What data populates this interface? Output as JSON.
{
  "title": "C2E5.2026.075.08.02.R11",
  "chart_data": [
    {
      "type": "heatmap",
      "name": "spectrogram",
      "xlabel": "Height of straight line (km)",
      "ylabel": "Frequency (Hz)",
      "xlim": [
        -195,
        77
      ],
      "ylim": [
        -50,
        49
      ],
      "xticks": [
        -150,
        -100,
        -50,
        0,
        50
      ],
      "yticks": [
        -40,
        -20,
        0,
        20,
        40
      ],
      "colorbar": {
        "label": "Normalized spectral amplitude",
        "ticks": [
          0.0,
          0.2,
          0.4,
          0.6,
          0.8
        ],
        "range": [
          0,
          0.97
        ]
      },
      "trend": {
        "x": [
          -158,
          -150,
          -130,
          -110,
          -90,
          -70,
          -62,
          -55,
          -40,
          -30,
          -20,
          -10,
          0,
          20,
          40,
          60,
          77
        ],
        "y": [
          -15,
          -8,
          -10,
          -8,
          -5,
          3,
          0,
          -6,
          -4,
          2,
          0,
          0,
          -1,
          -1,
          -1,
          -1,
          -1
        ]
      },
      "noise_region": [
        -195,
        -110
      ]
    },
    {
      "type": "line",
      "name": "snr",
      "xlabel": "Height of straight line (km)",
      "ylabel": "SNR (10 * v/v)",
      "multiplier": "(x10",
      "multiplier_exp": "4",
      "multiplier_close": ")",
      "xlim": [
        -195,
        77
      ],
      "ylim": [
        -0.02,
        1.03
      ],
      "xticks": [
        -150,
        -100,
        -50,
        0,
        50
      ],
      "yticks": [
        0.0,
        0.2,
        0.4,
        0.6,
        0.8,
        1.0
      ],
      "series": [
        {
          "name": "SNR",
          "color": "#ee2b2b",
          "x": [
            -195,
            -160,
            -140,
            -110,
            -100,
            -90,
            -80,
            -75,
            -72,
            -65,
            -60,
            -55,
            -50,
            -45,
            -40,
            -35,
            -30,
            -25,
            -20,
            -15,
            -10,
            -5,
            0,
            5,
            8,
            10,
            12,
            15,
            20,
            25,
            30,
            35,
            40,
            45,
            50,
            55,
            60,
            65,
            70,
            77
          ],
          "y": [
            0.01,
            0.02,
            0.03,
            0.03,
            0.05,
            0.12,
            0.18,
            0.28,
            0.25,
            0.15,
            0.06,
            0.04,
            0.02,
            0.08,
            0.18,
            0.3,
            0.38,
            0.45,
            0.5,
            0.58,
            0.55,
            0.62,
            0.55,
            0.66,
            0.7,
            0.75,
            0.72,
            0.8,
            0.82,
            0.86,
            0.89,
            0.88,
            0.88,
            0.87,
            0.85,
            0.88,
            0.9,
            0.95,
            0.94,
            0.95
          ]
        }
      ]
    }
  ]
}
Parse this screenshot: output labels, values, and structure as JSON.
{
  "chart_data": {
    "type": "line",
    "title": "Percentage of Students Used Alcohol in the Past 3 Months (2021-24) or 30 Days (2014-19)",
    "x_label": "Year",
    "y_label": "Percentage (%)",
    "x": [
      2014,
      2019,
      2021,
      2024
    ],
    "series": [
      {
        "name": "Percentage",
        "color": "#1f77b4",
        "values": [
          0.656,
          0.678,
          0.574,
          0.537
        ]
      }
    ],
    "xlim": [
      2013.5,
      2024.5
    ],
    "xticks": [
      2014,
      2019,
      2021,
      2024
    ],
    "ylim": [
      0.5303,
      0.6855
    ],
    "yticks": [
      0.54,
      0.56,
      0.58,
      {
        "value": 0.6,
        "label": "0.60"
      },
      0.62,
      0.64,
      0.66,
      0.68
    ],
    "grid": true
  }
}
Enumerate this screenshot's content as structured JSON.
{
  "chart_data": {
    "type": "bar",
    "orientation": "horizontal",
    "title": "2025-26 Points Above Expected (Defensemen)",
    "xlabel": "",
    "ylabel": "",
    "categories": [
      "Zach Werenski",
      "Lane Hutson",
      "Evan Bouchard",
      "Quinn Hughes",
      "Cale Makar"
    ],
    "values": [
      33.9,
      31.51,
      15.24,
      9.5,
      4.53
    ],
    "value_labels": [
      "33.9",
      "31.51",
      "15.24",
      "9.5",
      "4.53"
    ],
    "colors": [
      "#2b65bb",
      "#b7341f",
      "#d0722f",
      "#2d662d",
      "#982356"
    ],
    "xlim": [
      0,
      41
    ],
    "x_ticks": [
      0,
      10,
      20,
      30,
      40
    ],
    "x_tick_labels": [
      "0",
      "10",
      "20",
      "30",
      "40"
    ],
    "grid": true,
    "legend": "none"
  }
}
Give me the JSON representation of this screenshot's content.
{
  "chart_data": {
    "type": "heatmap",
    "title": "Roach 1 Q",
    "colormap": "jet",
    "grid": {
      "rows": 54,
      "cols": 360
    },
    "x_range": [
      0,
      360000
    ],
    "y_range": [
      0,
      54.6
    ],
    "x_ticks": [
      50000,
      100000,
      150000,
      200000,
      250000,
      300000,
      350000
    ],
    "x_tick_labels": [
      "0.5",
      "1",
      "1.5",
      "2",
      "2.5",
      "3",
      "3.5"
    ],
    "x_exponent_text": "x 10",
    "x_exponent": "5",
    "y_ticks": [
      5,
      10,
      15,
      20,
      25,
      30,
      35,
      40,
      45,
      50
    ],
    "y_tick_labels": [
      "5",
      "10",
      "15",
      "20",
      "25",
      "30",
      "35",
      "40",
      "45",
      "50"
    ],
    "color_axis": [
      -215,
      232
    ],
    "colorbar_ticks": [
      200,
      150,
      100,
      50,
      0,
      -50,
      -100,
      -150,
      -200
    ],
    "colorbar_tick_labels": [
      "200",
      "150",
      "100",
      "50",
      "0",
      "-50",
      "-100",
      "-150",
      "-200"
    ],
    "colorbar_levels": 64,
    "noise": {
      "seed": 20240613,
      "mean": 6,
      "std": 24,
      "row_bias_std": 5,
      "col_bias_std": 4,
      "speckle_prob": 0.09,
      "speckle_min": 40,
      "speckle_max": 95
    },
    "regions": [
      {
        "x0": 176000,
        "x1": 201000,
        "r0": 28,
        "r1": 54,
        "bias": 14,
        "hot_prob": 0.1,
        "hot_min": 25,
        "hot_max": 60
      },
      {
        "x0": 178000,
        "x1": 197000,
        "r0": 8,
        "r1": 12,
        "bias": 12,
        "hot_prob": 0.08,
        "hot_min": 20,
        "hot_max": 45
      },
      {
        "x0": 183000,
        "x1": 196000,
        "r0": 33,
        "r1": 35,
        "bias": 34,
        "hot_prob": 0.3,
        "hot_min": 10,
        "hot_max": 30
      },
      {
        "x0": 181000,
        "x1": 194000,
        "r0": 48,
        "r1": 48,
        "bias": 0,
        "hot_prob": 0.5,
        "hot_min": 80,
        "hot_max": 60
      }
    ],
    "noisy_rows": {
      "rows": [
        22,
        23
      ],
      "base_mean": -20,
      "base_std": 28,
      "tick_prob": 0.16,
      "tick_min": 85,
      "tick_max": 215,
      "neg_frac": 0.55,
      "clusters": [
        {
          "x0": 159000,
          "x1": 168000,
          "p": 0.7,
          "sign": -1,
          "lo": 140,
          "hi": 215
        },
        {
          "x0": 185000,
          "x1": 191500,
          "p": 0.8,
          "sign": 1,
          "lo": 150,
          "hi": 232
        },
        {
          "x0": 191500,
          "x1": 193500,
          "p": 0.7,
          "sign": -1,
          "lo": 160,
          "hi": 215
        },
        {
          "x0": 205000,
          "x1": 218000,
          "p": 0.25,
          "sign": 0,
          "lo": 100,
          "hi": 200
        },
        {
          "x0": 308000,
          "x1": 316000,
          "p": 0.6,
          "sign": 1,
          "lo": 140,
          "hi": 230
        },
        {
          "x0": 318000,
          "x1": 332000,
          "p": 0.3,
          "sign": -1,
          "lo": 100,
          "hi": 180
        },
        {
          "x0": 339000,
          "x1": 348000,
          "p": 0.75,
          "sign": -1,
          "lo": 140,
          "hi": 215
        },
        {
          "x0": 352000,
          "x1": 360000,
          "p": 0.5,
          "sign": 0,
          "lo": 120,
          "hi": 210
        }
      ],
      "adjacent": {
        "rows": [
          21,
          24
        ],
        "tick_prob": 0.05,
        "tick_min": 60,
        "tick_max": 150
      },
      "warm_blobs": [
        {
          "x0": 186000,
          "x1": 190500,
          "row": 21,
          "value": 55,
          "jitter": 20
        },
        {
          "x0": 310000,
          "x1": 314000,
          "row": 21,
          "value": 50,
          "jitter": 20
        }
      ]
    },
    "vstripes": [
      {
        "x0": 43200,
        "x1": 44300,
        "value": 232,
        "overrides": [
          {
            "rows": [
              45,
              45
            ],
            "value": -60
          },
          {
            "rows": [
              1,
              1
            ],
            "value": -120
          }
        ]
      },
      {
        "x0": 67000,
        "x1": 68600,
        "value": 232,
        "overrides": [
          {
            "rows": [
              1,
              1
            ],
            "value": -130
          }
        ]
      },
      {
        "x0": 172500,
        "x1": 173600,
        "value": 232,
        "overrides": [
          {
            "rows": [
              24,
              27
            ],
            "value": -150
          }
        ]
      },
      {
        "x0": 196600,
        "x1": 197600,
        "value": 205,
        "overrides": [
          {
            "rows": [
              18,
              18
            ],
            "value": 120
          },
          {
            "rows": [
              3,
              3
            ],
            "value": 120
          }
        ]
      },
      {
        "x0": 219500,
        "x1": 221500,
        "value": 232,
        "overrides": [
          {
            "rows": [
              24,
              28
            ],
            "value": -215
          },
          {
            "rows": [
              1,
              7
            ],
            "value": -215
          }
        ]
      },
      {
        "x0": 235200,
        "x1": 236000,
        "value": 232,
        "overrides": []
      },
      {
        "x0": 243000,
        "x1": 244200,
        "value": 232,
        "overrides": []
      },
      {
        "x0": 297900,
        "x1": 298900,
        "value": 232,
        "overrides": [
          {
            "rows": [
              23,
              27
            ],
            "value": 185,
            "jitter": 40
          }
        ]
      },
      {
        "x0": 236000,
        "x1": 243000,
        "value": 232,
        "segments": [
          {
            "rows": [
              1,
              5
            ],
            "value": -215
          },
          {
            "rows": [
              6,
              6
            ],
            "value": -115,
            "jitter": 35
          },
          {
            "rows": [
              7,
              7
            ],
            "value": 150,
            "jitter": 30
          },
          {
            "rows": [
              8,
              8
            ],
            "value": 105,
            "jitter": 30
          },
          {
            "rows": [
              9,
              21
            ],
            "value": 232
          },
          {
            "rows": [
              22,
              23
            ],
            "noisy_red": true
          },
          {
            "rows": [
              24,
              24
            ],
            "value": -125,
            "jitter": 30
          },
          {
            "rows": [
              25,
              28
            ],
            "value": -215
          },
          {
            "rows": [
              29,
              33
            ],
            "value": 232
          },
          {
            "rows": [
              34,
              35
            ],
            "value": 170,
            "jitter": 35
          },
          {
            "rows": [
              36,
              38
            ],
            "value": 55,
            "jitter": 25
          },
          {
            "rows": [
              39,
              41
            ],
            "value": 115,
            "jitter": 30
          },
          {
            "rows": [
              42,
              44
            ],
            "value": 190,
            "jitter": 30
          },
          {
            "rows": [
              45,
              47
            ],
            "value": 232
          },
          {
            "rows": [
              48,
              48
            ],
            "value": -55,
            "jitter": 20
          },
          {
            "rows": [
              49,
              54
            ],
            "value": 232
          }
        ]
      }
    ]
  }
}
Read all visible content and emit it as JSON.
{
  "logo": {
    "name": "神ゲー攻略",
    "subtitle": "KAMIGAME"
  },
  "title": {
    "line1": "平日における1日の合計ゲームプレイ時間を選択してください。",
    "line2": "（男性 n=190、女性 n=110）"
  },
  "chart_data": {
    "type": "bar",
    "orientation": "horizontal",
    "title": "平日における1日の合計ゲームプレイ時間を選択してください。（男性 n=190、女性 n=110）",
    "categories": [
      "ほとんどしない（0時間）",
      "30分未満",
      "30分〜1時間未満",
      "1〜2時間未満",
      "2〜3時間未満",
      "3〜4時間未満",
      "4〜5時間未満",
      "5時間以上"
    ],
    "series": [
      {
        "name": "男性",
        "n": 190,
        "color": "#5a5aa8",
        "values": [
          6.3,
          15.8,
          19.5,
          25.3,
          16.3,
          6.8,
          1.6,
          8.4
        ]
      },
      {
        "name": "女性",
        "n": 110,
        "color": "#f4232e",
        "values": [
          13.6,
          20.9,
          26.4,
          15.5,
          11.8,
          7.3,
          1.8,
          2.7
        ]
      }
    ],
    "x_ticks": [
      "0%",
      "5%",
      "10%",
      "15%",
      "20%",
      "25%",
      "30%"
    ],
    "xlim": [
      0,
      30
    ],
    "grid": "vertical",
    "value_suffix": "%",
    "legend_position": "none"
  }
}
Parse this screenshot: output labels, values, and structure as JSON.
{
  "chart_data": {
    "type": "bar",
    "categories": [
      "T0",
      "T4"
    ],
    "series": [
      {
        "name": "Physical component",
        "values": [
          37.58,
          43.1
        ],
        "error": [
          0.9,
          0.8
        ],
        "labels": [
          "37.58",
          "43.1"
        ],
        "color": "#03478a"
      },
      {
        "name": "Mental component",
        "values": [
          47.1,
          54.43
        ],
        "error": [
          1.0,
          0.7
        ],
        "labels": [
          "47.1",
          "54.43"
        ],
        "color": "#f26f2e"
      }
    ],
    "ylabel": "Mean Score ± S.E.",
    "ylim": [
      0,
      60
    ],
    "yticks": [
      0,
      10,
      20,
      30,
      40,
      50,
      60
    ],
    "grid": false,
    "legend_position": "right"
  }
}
= = =
Copy all lines of the listing above that contain the string "this".

What data populates this interface? Output as JSON.
Parse this screenshot: output labels, values, and structure as JSON.
Enumerate this screenshot's content as structured JSON.
Give me the JSON representation of this screenshot's content.
Parse this screenshot: output labels, values, and structure as JSON.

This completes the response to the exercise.